TASK DESCRIPTION: Check each line of the records below for the word "face" and copy those where it appears.

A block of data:
BEGIN
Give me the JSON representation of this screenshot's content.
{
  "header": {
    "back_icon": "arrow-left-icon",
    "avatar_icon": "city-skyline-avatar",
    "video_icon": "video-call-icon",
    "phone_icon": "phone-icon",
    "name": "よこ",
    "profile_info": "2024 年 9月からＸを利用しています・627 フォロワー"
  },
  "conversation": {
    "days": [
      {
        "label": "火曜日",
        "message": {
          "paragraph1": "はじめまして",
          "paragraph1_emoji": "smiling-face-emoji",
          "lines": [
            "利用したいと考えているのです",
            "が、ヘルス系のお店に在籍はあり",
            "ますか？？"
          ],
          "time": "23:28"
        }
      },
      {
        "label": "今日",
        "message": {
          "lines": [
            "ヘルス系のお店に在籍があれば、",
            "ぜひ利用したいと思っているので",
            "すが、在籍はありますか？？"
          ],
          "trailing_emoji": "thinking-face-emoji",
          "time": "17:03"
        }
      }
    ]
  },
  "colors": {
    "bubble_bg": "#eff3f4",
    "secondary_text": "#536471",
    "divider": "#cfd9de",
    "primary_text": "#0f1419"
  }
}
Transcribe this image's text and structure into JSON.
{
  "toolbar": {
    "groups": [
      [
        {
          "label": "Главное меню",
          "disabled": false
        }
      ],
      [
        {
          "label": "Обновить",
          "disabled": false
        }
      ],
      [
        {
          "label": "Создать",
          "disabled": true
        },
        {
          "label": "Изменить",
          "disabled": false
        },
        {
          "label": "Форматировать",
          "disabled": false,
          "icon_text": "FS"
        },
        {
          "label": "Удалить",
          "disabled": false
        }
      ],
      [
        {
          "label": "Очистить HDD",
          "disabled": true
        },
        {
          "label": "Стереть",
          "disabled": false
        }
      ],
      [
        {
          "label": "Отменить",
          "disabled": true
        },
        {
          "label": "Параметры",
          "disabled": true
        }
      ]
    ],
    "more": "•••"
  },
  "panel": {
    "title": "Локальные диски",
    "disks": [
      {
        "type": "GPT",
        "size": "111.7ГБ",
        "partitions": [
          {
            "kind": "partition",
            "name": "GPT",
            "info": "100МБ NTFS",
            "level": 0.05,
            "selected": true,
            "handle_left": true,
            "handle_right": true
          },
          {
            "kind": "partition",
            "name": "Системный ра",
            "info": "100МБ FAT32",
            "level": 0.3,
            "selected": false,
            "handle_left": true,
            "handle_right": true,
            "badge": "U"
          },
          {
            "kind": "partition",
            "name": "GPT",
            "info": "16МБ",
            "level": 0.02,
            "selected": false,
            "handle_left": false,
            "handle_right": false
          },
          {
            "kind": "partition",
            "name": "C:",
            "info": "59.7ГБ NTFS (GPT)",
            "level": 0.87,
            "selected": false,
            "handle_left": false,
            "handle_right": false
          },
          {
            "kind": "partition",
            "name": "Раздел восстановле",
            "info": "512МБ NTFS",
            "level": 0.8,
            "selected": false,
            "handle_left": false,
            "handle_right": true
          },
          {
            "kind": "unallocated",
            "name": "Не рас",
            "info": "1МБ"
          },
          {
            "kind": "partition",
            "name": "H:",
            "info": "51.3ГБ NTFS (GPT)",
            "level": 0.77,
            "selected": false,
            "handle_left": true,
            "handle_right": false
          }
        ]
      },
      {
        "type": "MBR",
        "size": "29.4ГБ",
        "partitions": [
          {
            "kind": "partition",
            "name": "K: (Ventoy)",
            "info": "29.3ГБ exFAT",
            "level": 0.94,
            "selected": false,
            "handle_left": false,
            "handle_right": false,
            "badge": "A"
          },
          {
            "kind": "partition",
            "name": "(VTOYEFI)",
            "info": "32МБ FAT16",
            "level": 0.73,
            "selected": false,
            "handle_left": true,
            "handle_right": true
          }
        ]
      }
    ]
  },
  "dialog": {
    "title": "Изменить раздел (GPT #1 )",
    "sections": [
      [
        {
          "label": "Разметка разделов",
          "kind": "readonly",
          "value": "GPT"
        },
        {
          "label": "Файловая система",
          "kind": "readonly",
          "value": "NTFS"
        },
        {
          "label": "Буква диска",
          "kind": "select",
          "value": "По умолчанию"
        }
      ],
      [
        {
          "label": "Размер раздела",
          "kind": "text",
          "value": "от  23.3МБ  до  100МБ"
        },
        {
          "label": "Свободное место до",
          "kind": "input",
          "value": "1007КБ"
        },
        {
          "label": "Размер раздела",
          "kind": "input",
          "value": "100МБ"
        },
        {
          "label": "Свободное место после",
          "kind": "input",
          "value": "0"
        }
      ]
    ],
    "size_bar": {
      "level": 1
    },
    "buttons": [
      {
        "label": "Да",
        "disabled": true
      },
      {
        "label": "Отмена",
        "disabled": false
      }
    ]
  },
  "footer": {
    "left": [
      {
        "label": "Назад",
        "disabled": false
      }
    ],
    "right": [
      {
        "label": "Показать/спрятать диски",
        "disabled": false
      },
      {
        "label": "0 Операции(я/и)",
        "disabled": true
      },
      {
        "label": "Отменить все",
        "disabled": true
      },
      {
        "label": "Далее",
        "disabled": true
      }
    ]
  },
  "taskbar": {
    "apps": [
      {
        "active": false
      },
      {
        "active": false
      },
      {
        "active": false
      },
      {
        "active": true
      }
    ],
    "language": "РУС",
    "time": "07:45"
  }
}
END
WRITTEN REPLY:
          "paragraph1_emoji": "smiling-face-emoji",
          "trailing_emoji": "thinking-face-emoji",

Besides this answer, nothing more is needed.